§ **DATASET EXCERPTS**:

——

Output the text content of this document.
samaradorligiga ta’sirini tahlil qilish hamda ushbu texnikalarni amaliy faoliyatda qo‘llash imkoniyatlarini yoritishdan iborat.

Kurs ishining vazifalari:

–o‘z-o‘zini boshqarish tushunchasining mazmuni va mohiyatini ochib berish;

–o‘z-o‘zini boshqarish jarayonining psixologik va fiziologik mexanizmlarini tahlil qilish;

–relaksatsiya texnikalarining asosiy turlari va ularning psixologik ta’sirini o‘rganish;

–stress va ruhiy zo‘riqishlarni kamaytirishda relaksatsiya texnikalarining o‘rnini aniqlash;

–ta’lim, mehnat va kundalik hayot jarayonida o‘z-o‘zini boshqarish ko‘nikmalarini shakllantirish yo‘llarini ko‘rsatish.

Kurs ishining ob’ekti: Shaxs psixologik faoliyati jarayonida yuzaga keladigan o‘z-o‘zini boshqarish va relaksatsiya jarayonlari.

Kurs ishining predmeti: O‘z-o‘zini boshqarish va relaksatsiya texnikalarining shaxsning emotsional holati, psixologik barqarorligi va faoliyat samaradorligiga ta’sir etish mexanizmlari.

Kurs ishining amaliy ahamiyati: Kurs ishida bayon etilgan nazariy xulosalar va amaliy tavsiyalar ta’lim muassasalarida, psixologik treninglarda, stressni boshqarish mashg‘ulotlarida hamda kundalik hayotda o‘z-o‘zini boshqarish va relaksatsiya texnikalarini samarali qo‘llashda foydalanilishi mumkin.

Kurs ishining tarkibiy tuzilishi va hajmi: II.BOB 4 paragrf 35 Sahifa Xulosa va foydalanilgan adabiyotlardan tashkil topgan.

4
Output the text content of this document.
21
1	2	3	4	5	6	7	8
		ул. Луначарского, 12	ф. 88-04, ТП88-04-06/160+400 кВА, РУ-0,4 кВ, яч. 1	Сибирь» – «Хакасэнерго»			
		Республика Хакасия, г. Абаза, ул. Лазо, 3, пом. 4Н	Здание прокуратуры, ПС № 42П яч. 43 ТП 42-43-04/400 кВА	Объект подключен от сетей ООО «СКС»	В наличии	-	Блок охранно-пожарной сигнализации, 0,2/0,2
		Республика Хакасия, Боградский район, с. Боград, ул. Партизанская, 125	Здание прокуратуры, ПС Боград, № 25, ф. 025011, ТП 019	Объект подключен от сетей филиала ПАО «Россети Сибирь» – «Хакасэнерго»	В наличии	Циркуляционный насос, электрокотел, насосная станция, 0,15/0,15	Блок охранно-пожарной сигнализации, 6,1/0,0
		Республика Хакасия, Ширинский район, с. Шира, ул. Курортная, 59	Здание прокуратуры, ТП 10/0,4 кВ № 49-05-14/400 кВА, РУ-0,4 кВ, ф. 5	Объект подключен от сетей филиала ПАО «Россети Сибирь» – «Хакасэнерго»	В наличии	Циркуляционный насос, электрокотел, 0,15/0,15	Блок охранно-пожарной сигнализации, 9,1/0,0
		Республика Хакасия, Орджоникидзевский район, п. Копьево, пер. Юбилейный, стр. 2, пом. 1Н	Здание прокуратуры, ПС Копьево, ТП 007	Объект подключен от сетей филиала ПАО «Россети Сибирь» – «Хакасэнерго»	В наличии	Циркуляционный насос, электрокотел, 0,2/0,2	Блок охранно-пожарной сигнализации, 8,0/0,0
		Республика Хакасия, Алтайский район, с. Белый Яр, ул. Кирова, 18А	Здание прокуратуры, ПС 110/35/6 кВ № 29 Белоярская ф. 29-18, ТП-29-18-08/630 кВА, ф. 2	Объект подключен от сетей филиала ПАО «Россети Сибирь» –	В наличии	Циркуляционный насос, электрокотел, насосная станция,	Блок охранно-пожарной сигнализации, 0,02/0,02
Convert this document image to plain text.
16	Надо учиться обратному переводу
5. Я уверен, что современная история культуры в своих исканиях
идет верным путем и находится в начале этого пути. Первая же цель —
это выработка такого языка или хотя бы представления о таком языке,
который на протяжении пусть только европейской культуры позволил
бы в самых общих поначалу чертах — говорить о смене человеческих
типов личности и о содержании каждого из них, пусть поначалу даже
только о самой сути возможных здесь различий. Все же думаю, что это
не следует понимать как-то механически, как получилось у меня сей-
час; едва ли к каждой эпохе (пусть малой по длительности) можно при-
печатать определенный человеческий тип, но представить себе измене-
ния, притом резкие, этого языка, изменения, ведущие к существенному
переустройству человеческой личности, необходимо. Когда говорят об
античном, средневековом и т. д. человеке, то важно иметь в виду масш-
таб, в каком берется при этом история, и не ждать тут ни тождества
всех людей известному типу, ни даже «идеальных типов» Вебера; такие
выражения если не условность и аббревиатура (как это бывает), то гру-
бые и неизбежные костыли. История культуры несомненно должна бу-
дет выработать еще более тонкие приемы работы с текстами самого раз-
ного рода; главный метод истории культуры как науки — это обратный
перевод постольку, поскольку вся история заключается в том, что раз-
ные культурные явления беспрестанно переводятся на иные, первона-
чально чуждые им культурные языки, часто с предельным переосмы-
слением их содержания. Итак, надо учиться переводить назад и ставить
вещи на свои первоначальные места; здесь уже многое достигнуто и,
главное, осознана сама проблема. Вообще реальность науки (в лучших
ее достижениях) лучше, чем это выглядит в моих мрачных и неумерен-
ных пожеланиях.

——

Output the whole listing above again, word for word.

§ **SOLUTION FOR THIS PROBLEM**:
Output the text content of this document.
samaradorligiga ta’sirini tahlil qilish hamda ushbu texnikalarni amaliy faoliyatda qo‘llash imkoniyatlarini yoritishdan iborat.

Kurs ishining vazifalari:

–o‘z-o‘zini boshqarish tushunchasining mazmuni va mohiyatini ochib berish;

–o‘z-o‘zini boshqarish jarayonining psixologik va fiziologik mexanizmlarini tahlil qilish;

–relaksatsiya texnikalarining asosiy turlari va ularning psixologik ta’sirini o‘rganish;

–stress va ruhiy zo‘riqishlarni kamaytirishda relaksatsiya texnikalarining o‘rnini aniqlash;

–ta’lim, mehnat va kundalik hayot jarayonida o‘z-o‘zini boshqarish ko‘nikmalarini shakllantirish yo‘llarini ko‘rsatish.

Kurs ishining ob’ekti: Shaxs psixologik faoliyati jarayonida yuzaga keladigan o‘z-o‘zini boshqarish va relaksatsiya jarayonlari.

Kurs ishining predmeti: O‘z-o‘zini boshqarish va relaksatsiya texnikalarining shaxsning emotsional holati, psixologik barqarorligi va faoliyat samaradorligiga ta’sir etish mexanizmlari.

Kurs ishining amaliy ahamiyati: Kurs ishida bayon etilgan nazariy xulosalar va amaliy tavsiyalar ta’lim muassasalarida, psixologik treninglarda, stressni boshqarish mashg‘ulotlarida hamda kundalik hayotda o‘z-o‘zini boshqarish va relaksatsiya texnikalarini samarali qo‘llashda foydalanilishi mumkin.

Kurs ishining tarkibiy tuzilishi va hajmi: II.BOB 4 paragrf 35 Sahifa Xulosa va foydalanilgan adabiyotlardan tashkil topgan.

4
Output the text content of this document.
21
1	2	3	4	5	6	7	8
		ул. Луначарского, 12	ф. 88-04, ТП88-04-06/160+400 кВА, РУ-0,4 кВ, яч. 1	Сибирь» – «Хакасэнерго»			
		Республика Хакасия, г. Абаза, ул. Лазо, 3, пом. 4Н	Здание прокуратуры, ПС № 42П яч. 43 ТП 42-43-04/400 кВА	Объект подключен от сетей ООО «СКС»	В наличии	-	Блок охранно-пожарной сигнализации, 0,2/0,2
		Республика Хакасия, Боградский район, с. Боград, ул. Партизанская, 125	Здание прокуратуры, ПС Боград, № 25, ф. 025011, ТП 019	Объект подключен от сетей филиала ПАО «Россети Сибирь» – «Хакасэнерго»	В наличии	Циркуляционный насос, электрокотел, насосная станция, 0,15/0,15	Блок охранно-пожарной сигнализации, 6,1/0,0
		Республика Хакасия, Ширинский район, с. Шира, ул. Курортная, 59	Здание прокуратуры, ТП 10/0,4 кВ № 49-05-14/400 кВА, РУ-0,4 кВ, ф. 5	Объект подключен от сетей филиала ПАО «Россети Сибирь» – «Хакасэнерго»	В наличии	Циркуляционный насос, электрокотел, 0,15/0,15	Блок охранно-пожарной сигнализации, 9,1/0,0
		Республика Хакасия, Орджоникидзевский район, п. Копьево, пер. Юбилейный, стр. 2, пом. 1Н	Здание прокуратуры, ПС Копьево, ТП 007	Объект подключен от сетей филиала ПАО «Россети Сибирь» – «Хакасэнерго»	В наличии	Циркуляционный насос, электрокотел, 0,2/0,2	Блок охранно-пожарной сигнализации, 8,0/0,0
		Республика Хакасия, Алтайский район, с. Белый Яр, ул. Кирова, 18А	Здание прокуратуры, ПС 110/35/6 кВ № 29 Белоярская ф. 29-18, ТП-29-18-08/630 кВА, ф. 2	Объект подключен от сетей филиала ПАО «Россети Сибирь» –	В наличии	Циркуляционный насос, электрокотел, насосная станция,	Блок охранно-пожарной сигнализации, 0,02/0,02
Convert this document image to plain text.
16	Надо учиться обратному переводу
5. Я уверен, что современная история культуры в своих исканиях
идет верным путем и находится в начале этого пути. Первая же цель —
это выработка такого языка или хотя бы представления о таком языке,
который на протяжении пусть только европейской культуры позволил
бы в самых общих поначалу чертах — говорить о смене человеческих
типов личности и о содержании каждого из них, пусть поначалу даже
только о самой сути возможных здесь различий. Все же думаю, что это
не следует понимать как-то механически, как получилось у меня сей-
час; едва ли к каждой эпохе (пусть малой по длительности) можно при-
печатать определенный человеческий тип, но представить себе измене-
ния, притом резкие, этого языка, изменения, ведущие к существенному
переустройству человеческой личности, необходимо. Когда говорят об
античном, средневековом и т. д. человеке, то важно иметь в виду масш-
таб, в каком берется при этом история, и не ждать тут ни тождества
всех людей известному типу, ни даже «идеальных типов» Вебера; такие
выражения если не условность и аббревиатура (как это бывает), то гру-
бые и неизбежные костыли. История культуры несомненно должна бу-
дет выработать еще более тонкие приемы работы с текстами самого раз-
ного рода; главный метод истории культуры как науки — это обратный
перевод постольку, поскольку вся история заключается в том, что раз-
ные культурные явления беспрестанно переводятся на иные, первона-
чально чуждые им культурные языки, часто с предельным переосмы-
слением их содержания. Итак, надо учиться переводить назад и ставить
вещи на свои первоначальные места; здесь уже многое достигнуто и,
главное, осознана сама проблема. Вообще реальность науки (в лучших
ее достижениях) лучше, чем это выглядит в моих мрачных и неумерен-
ных пожеланиях.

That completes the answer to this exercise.